Deforestation. Desertification. Shrinking freshwater supplies. Acidification of the oceans. Loss of biodiversity. Overpopulation. Climate change. Choking pollution.

Jane Goodall, the famed primatologist, methodically rhymes off the major environmental challenges in the world as the audience at Loyola High School sits in rapt attention.

Then she pauses and lowers her voice almost to a whisper: "We seem to be bent on destroying this beautiful planet. It's sad."

Yet, in her hour-long address, the word Dr. Goodall used most often was "hope."

"Oh, yes, I'm hopeful," she said in an interview. "I know all the bad things. I do my research and I'm not naive.

"But I also meet so many incredible people, especially young people, and I know things are going to change."

While her passion for the fate of chimpanzees and other great apes remains undiminished, the project of which Dr. Goodall is most proud is Roots and Shoots. The group began in 1991 when she met a dozen Tanzanian students concerned with the environment and it has now grown to have more than 8,000 chapters in 136 countries, tackling environmental issues at a local level.

"That's my greatest reason for hope: The desire of young people to live in peace and harmony with each other and with Mother Nature," Dr. Goodall said.

At age almost-80 (her birthday is Thursday and will be marked with a giant fundraising bash in San Francisco), "Dr. Jane" remains indefatigable and driven.

She has gone from a solitary life studying chimpanzees in the Olduvai Gorge of Tanzania to world-renowned anthropologist to passionate environmentalist travelling the world 300-days-a-year pleading on behalf of Mother Nature.

The transition, she said, was not a conscious choice but a natural evolution.

"I realized that if we didn't help the people, we couldn't help the chimpanzees."

Dr. Goodall's epiphany came when she was flying over Gombe National Park – home to the chimpanzees in her famed research – and saw that it was a tiny swatch of green surrounded by deforestation and misery.
====
Instructions for the task: Continue the article about Jane Goodall's environmental advocacy, picking up after the sentence about her flight over Gombe National Park.

Page layout parsing data:
====
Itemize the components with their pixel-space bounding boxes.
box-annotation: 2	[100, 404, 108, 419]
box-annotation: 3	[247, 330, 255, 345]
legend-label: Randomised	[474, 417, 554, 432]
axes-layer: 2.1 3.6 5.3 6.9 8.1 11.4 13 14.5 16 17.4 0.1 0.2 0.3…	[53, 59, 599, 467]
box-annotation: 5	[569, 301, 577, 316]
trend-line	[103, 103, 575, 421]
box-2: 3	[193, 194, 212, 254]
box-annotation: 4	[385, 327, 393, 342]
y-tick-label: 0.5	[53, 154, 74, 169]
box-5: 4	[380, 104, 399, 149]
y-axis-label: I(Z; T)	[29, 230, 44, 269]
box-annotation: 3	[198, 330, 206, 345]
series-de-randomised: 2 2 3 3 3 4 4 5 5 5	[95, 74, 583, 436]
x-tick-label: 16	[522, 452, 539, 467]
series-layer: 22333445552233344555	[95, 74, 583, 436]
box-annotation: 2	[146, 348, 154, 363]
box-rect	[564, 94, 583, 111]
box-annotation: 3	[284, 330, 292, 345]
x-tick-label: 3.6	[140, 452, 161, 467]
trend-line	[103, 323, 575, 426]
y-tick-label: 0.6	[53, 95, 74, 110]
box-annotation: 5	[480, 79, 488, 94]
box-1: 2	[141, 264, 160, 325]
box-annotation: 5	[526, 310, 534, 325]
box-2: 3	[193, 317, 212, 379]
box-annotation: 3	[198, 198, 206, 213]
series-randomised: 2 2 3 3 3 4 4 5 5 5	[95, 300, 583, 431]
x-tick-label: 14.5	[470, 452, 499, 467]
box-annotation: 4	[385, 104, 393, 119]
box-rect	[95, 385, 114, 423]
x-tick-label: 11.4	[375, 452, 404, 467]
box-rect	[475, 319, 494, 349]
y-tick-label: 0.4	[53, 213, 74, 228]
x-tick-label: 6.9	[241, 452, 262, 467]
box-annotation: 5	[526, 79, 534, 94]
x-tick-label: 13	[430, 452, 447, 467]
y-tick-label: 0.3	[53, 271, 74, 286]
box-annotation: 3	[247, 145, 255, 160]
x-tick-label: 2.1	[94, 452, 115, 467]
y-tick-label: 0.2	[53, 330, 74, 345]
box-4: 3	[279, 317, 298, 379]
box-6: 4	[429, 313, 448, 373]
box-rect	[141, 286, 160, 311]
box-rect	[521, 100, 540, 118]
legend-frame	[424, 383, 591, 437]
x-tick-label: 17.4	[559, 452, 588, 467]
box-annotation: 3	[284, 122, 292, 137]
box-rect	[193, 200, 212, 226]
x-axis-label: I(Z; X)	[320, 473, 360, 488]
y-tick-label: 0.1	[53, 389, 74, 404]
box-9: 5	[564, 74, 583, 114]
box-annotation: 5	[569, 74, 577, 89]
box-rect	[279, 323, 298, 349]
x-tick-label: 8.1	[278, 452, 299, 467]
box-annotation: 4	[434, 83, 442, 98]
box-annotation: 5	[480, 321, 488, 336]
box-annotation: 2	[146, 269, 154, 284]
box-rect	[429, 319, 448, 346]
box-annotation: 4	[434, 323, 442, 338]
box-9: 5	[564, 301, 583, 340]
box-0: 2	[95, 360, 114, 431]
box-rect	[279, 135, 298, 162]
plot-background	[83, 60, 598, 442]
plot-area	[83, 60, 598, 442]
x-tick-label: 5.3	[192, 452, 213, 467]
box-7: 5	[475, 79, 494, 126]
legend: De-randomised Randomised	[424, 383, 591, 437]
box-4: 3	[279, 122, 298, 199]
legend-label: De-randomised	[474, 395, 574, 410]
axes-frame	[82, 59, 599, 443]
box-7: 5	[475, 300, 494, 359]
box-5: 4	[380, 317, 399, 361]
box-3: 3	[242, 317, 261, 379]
====
Response to the exercise:
So, in the early 1990s, with local collaborators, she launched the TACARE (Tanganyika Catchment, Reforestation and Education) project to help villagers find more sustainable means of food production and economic sustainability by using microcredit and promoting education, and engaging them in reforestation.

Since then, the forest chimpanzees call home has tripled in size and the health and economic prospects of more than 50 villages around the Gombe have improved markedly. The approach is also been replicated around Africa.

"The chimpanzees are doing well. They're holding their own," Dr. Goodall said. But the progeny of her original research subjects are a glimmer of hope in an otherwise dismal picture.

"Over all, great apes are doing very, very poorly," she said. "Mining and forestry and disease are encroaching on their territory and, of course, they are still hunted for bush meat."

Aside from chimpanzees and great apes in the wild, Dr. Goodall continues to lobby to improve the condition of those who are orphaned, in captivity, and used as research subjects.

Dr. Goodall agreed to a lavish 80th birthday – "I really don't understand the fuss" – only on the condition that the proceeds go to supporting the Tchimpounga Chimpanzee Rehabilitation Center, on islands in the Kouilou River in the Republic of Congo, where more than 160 orphaned chimpanzees have been released. The video of Dr. Goodall releasing a chimp called Wounda is remarkable )

While in Montreal she visited The Fauna Foundation , Canada's only chimpanzee sanctuary. Dr. Goodall noted that one of the most important victories in recent years is that the U.S. National Institutes of Health has agreed to release more than 400 chimpanzees to sanctuaries.

In fact, her philosophy, when it comes to rescuing chimpanzees through to tackling climate change, is that little gestures count.

"People feel hopeless. They think that they don't matter. But if a critical mass of us make little changes, we will change the direction of the planet," Dr.Goodall said.

"There is hope."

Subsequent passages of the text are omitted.